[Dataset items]
##############################
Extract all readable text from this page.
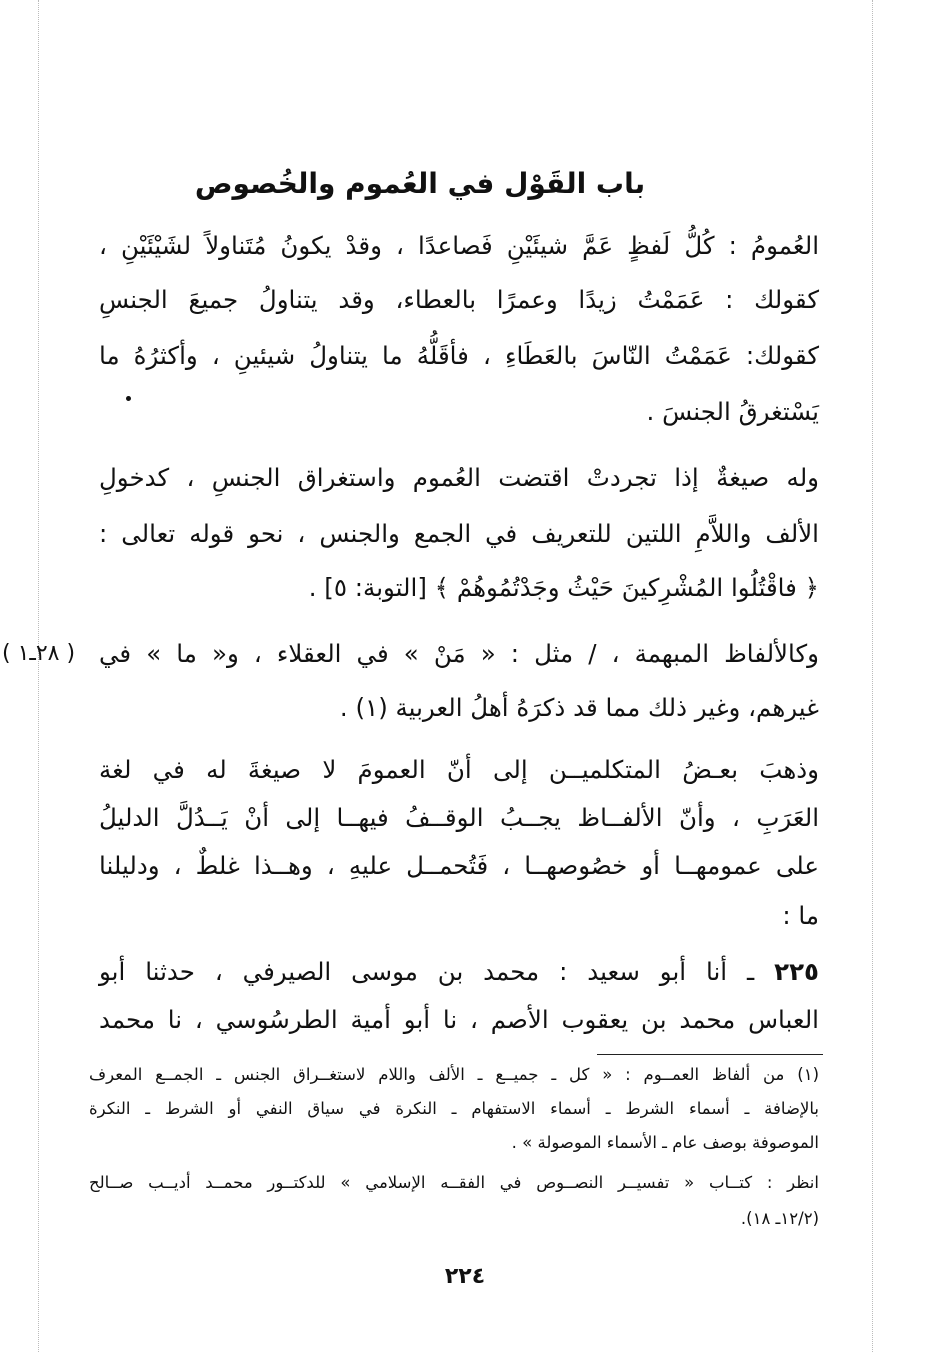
باب القَوْل في العُموم والخُصوص
العُمومُ : كُلُّ لَفظٍ عَمَّ شيئَيْنِ فَصاعدًا ، وقدْ يكونُ مُتَناولاً لشَيْئَيْنِ ،
كقولك : عَمَمْتُ زيدًا وعمرًا بالعطاء، وقد يتناولُ جميعَ الجنسِ
كقولك: عَمَمْتُ النّاسَ بالعَطَاءِ ، فأقَلُّهُ ما يتناولُ شيئينِ ، وأكثرُهُ ما
يَسْتغرقُ الجنسَ .
وله صيغةٌ إذا تجردتْ اقتضت العُموم واستغراق الجنسِ ، كدخولِ
الألف واللاَّمِ اللتين للتعريف في الجمع والجنس ، نحو قوله تعالى :
﴿ فاقْتُلُوا المُشْرِكينَ حَيْثُ وجَدْتُمُوهُمْ ﴾ [التوبة: ٥] .
وكالألفاظ المبهمة ، / مثل : « مَنْ » في العقلاء ، و« ما » في
( ٢٨ـ١ )
غيرهم، وغير ذلك مما قد ذكرَهُ أهلُ العربية (١) .
وذهبَ بعـضُ المتكلميــن إلى أنّ العمومَ لا صيغةَ له في لغة
العَرَبِ ، وأنّ الألفــاظ يجــبُ الوقــفُ فيهــا إلى أنْ يَــدُلَّ الدليلُ
على عمومهــا أو خصُوصهــا ، فَتُحمــل عليهِ ، وهــذا غلطٌ ، ودليلنا
ما :
٢٢٥ ـ أنا أبو سعيد : محمد بن موسى الصيرفي ، حدثنا أبو
العباس محمد بن يعقوب الأصم ، نا أبو أمية الطرسُوسي ، نا محمد
(١) من ألفاظ العمــوم : « كل ـ جميــع ـ الألف واللام لاستغــراق الجنس ـ الجمــع المعرف
بالإضافة ـ أسماء الشرط ـ أسماء الاستفهام ـ النكرة في سياق النفي أو الشرط ـ النكرة
الموصوفة بوصف عام ـ الأسماء الموصولة » .
انظر : كتــاب « تفسيــر النصــوص في الفقــه الإسلامي » للدكتــور محمــد أديــب صــالح
(١٢/٢ـ ١٨).
٢٢٤
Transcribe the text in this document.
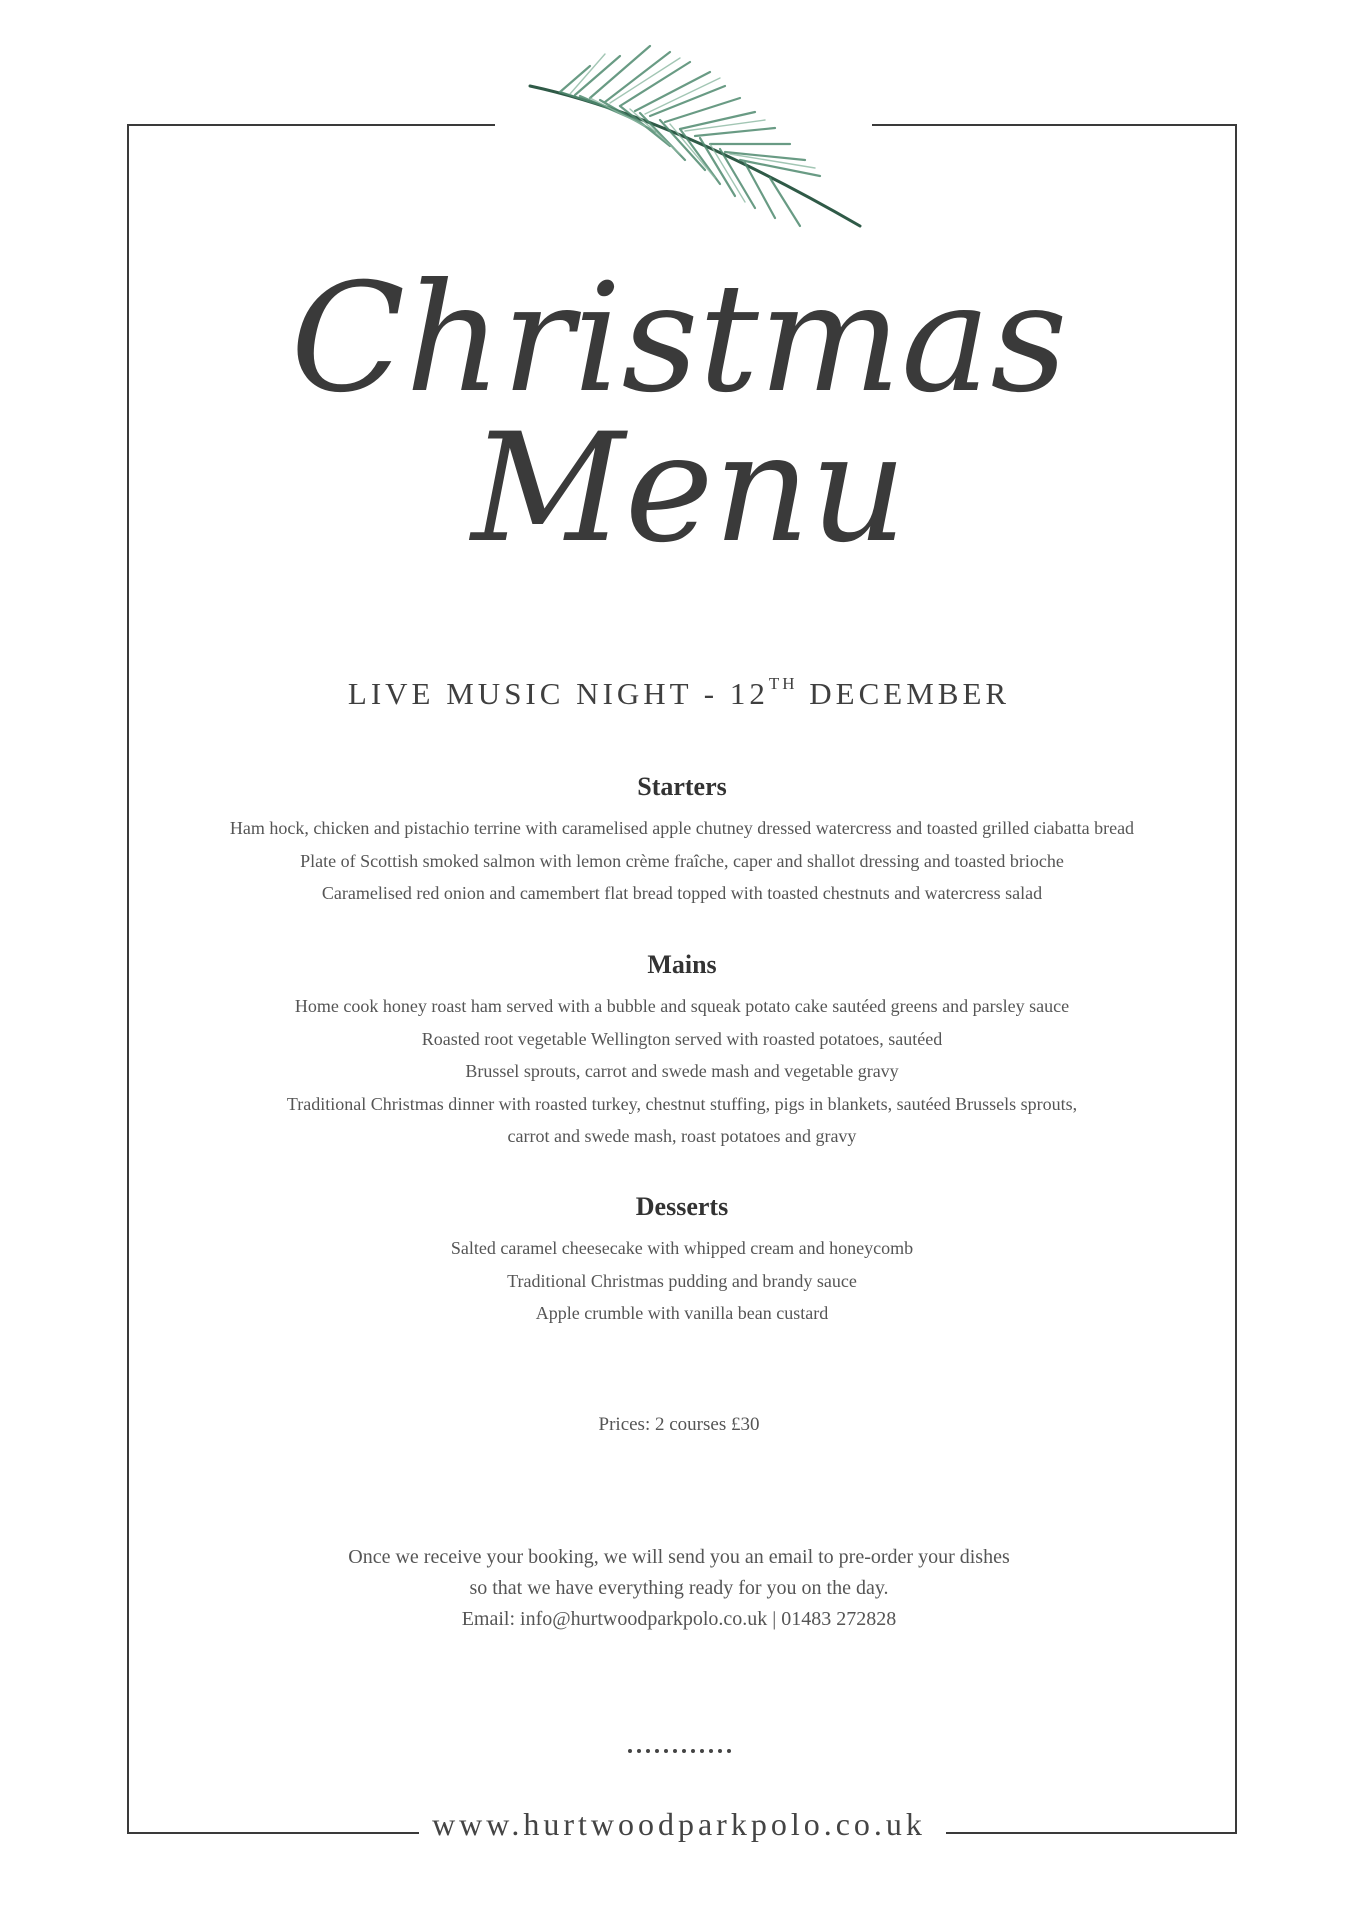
Christmas
Menu
LIVE MUSIC NIGHT - 12TH DECEMBER
Starters
Ham hock, chicken and pistachio terrine with caramelised apple chutney dressed watercress and toasted grilled ciabatta bread
Plate of Scottish smoked salmon with lemon crème fraîche, caper and shallot dressing and toasted brioche
Caramelised red onion and camembert flat bread topped with toasted chestnuts and watercress salad
Mains
Home cook honey roast ham served with a bubble and squeak potato cake sautéed greens and parsley sauce
Roasted root vegetable Wellington served with roasted potatoes, sautéed
Brussel sprouts, carrot and swede mash and vegetable gravy
Traditional Christmas dinner with roasted turkey, chestnut stuffing, pigs in blankets, sautéed Brussels sprouts,
carrot and swede mash, roast potatoes and gravy
Desserts
Salted caramel cheesecake with whipped cream and honeycomb
Traditional Christmas pudding and brandy sauce
Apple crumble with vanilla bean custard
Prices: 2 courses £30
Once we receive your booking, we will send you an email to pre-order your dishes
so that we have everything ready for you on the day.
Email: info@hurtwoodparkpolo.co.uk | 01483 272828
www.hurtwoodparkpolo.co.uk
##############################
EXERCISE BRIEF
Leaving out every picture, transcribe exactly the lines from the line that contains "Transcribe the text in this document." through the final line of the entries above.

RESULT BELOW
Transcribe the text in this document.
Christmas
Menu
LIVE MUSIC NIGHT - 12TH DECEMBER
Starters
Ham hock, chicken and pistachio terrine with caramelised apple chutney dressed watercress and toasted grilled ciabatta bread
Plate of Scottish smoked salmon with lemon crème fraîche, caper and shallot dressing and toasted brioche
Caramelised red onion and camembert flat bread topped with toasted chestnuts and watercress salad
Mains
Home cook honey roast ham served with a bubble and squeak potato cake sautéed greens and parsley sauce
Roasted root vegetable Wellington served with roasted potatoes, sautéed
Brussel sprouts, carrot and swede mash and vegetable gravy
Traditional Christmas dinner with roasted turkey, chestnut stuffing, pigs in blankets, sautéed Brussels sprouts,
carrot and swede mash, roast potatoes and gravy
Desserts
Salted caramel cheesecake with whipped cream and honeycomb
Traditional Christmas pudding and brandy sauce
Apple crumble with vanilla bean custard
Prices: 2 courses £30
Once we receive your booking, we will send you an email to pre-order your dishes
so that we have everything ready for you on the day.
Email: info@hurtwoodparkpolo.co.uk | 01483 272828
www.hurtwoodparkpolo.co.uk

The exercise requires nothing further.